- [TASK DESCRIPTION]:
Retype everything in the listing, leaving each line exactly as it is.

[Dataset records]
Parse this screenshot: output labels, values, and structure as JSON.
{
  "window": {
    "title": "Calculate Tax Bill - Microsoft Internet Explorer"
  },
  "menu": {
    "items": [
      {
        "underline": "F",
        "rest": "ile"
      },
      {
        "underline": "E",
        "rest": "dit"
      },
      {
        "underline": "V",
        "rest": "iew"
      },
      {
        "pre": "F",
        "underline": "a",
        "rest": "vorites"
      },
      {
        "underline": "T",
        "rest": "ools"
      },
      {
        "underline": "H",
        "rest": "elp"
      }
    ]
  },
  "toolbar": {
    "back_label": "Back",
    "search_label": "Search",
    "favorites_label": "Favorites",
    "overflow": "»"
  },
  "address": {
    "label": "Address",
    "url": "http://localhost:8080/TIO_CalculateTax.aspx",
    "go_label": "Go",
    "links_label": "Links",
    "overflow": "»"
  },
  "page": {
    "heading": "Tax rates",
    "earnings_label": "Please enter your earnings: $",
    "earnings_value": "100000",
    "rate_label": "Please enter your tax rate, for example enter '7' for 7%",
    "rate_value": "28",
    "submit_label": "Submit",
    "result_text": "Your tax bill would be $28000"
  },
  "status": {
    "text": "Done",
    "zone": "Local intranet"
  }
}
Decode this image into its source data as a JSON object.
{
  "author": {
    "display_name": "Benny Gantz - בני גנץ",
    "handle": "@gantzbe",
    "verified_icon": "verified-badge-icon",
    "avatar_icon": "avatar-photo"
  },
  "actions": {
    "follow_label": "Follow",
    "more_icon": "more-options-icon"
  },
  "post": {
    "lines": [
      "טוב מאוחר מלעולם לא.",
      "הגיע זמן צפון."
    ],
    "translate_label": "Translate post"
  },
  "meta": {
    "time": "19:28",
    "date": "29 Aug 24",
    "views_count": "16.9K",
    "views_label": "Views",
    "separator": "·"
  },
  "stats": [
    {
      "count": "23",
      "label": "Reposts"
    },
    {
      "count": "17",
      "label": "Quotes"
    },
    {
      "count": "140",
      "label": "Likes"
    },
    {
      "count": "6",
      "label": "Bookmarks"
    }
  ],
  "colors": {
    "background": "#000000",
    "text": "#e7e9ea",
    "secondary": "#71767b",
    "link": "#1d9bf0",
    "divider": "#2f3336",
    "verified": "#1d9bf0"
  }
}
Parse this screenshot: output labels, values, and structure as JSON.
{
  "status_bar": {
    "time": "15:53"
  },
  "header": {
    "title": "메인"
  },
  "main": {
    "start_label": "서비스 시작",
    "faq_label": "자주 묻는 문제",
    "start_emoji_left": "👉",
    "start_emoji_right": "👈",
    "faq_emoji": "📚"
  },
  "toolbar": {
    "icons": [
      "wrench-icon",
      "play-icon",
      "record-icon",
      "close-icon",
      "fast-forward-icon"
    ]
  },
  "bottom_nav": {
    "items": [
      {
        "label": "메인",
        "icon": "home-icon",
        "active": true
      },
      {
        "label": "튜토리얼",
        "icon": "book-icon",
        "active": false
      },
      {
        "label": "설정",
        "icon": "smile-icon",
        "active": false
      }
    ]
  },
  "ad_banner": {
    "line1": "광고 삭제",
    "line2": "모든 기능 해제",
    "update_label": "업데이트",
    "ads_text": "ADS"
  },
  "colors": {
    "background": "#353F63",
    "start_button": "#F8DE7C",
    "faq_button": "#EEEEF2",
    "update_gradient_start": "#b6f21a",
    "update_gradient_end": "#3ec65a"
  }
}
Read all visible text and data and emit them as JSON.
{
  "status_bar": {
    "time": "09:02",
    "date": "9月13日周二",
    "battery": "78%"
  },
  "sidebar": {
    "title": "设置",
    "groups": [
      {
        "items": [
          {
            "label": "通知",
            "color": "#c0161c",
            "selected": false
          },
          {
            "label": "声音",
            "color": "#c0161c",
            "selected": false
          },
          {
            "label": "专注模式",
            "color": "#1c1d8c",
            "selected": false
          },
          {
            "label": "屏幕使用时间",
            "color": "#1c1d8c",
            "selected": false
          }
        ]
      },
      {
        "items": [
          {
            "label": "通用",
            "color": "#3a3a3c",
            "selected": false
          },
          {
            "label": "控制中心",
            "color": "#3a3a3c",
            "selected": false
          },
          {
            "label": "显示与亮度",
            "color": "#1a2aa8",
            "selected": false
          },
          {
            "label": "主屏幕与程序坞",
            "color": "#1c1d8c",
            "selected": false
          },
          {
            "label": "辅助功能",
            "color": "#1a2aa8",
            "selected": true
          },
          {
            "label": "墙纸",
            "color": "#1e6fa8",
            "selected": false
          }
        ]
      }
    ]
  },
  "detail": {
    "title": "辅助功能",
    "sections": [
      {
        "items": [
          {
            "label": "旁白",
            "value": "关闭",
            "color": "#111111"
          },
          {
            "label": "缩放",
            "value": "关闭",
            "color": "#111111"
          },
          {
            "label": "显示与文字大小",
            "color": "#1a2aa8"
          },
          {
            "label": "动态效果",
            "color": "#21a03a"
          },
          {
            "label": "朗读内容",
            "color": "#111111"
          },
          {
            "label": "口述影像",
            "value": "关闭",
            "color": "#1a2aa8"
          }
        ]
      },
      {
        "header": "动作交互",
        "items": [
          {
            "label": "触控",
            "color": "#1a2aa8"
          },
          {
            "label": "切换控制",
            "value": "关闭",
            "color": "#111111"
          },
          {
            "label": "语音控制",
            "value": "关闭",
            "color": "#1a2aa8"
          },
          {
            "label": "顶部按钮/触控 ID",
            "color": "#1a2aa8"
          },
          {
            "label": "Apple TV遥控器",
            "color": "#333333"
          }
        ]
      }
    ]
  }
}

- [FINISHED ANSWER]:
Parse this screenshot: output labels, values, and structure as JSON.
{
  "window": {
    "title": "Calculate Tax Bill - Microsoft Internet Explorer"
  },
  "menu": {
    "items": [
      {
        "underline": "F",
        "rest": "ile"
      },
      {
        "underline": "E",
        "rest": "dit"
      },
      {
        "underline": "V",
        "rest": "iew"
      },
      {
        "pre": "F",
        "underline": "a",
        "rest": "vorites"
      },
      {
        "underline": "T",
        "rest": "ools"
      },
      {
        "underline": "H",
        "rest": "elp"
      }
    ]
  },
  "toolbar": {
    "back_label": "Back",
    "search_label": "Search",
    "favorites_label": "Favorites",
    "overflow": "»"
  },
  "address": {
    "label": "Address",
    "url": "http://localhost:8080/TIO_CalculateTax.aspx",
    "go_label": "Go",
    "links_label": "Links",
    "overflow": "»"
  },
  "page": {
    "heading": "Tax rates",
    "earnings_label": "Please enter your earnings: $",
    "earnings_value": "100000",
    "rate_label": "Please enter your tax rate, for example enter '7' for 7%",
    "rate_value": "28",
    "submit_label": "Submit",
    "result_text": "Your tax bill would be $28000"
  },
  "status": {
    "text": "Done",
    "zone": "Local intranet"
  }
}
Decode this image into its source data as a JSON object.
{
  "author": {
    "display_name": "Benny Gantz - בני גנץ",
    "handle": "@gantzbe",
    "verified_icon": "verified-badge-icon",
    "avatar_icon": "avatar-photo"
  },
  "actions": {
    "follow_label": "Follow",
    "more_icon": "more-options-icon"
  },
  "post": {
    "lines": [
      "טוב מאוחר מלעולם לא.",
      "הגיע זמן צפון."
    ],
    "translate_label": "Translate post"
  },
  "meta": {
    "time": "19:28",
    "date": "29 Aug 24",
    "views_count": "16.9K",
    "views_label": "Views",
    "separator": "·"
  },
  "stats": [
    {
      "count": "23",
      "label": "Reposts"
    },
    {
      "count": "17",
      "label": "Quotes"
    },
    {
      "count": "140",
      "label": "Likes"
    },
    {
      "count": "6",
      "label": "Bookmarks"
    }
  ],
  "colors": {
    "background": "#000000",
    "text": "#e7e9ea",
    "secondary": "#71767b",
    "link": "#1d9bf0",
    "divider": "#2f3336",
    "verified": "#1d9bf0"
  }
}
Parse this screenshot: output labels, values, and structure as JSON.
{
  "status_bar": {
    "time": "15:53"
  },
  "header": {
    "title": "메인"
  },
  "main": {
    "start_label": "서비스 시작",
    "faq_label": "자주 묻는 문제",
    "start_emoji_left": "👉",
    "start_emoji_right": "👈",
    "faq_emoji": "📚"
  },
  "toolbar": {
    "icons": [
      "wrench-icon",
      "play-icon",
      "record-icon",
      "close-icon",
      "fast-forward-icon"
    ]
  },
  "bottom_nav": {
    "items": [
      {
        "label": "메인",
        "icon": "home-icon",
        "active": true
      },
      {
        "label": "튜토리얼",
        "icon": "book-icon",
        "active": false
      },
      {
        "label": "설정",
        "icon": "smile-icon",
        "active": false
      }
    ]
  },
  "ad_banner": {
    "line1": "광고 삭제",
    "line2": "모든 기능 해제",
    "update_label": "업데이트",
    "ads_text": "ADS"
  },
  "colors": {
    "background": "#353F63",
    "start_button": "#F8DE7C",
    "faq_button": "#EEEEF2",
    "update_gradient_start": "#b6f21a",
    "update_gradient_end": "#3ec65a"
  }
}
Read all visible text and data and emit them as JSON.
{
  "status_bar": {
    "time": "09:02",
    "date": "9月13日周二",
    "battery": "78%"
  },
  "sidebar": {
    "title": "设置",
    "groups": [
      {
        "items": [
          {
            "label": "通知",
            "color": "#c0161c",
            "selected": false
          },
          {
            "label": "声音",
            "color": "#c0161c",
            "selected": false
          },
          {
            "label": "专注模式",
            "color": "#1c1d8c",
            "selected": false
          },
          {
            "label": "屏幕使用时间",
            "color": "#1c1d8c",
            "selected": false
          }
        ]
      },
      {
        "items": [
          {
            "label": "通用",
            "color": "#3a3a3c",
            "selected": false
          },
          {
            "label": "控制中心",
            "color": "#3a3a3c",
            "selected": false
          },
          {
            "label": "显示与亮度",
            "color": "#1a2aa8",
            "selected": false
          },
          {
            "label": "主屏幕与程序坞",
            "color": "#1c1d8c",
            "selected": false
          },
          {
            "label": "辅助功能",
            "color": "#1a2aa8",
            "selected": true
          },
          {
            "label": "墙纸",
            "color": "#1e6fa8",
            "selected": false
          }
        ]
      }
    ]
  },
  "detail": {
    "title": "辅助功能",
    "sections": [
      {
        "items": [
          {
            "label": "旁白",
            "value": "关闭",
            "color": "#111111"
          },
          {
            "label": "缩放",
            "value": "关闭",
            "color": "#111111"
          },
          {
            "label": "显示与文字大小",
            "color": "#1a2aa8"
          },
          {
            "label": "动态效果",
            "color": "#21a03a"
          },
          {
            "label": "朗读内容",
            "color": "#111111"
          },
          {
            "label": "口述影像",
            "value": "关闭",
            "color": "#1a2aa8"
          }
        ]
      },
      {
        "header": "动作交互",
        "items": [
          {
            "label": "触控",
            "color": "#1a2aa8"
          },
          {
            "label": "切换控制",
            "value": "关闭",
            "color": "#111111"
          },
          {
            "label": "语音控制",
            "value": "关闭",
            "color": "#1a2aa8"
          },
          {
            "label": "顶部按钮/触控 ID",
            "color": "#1a2aa8"
          },
          {
            "label": "Apple TV遥控器",
            "color": "#333333"
          }
        ]
      }
    ]
  }
}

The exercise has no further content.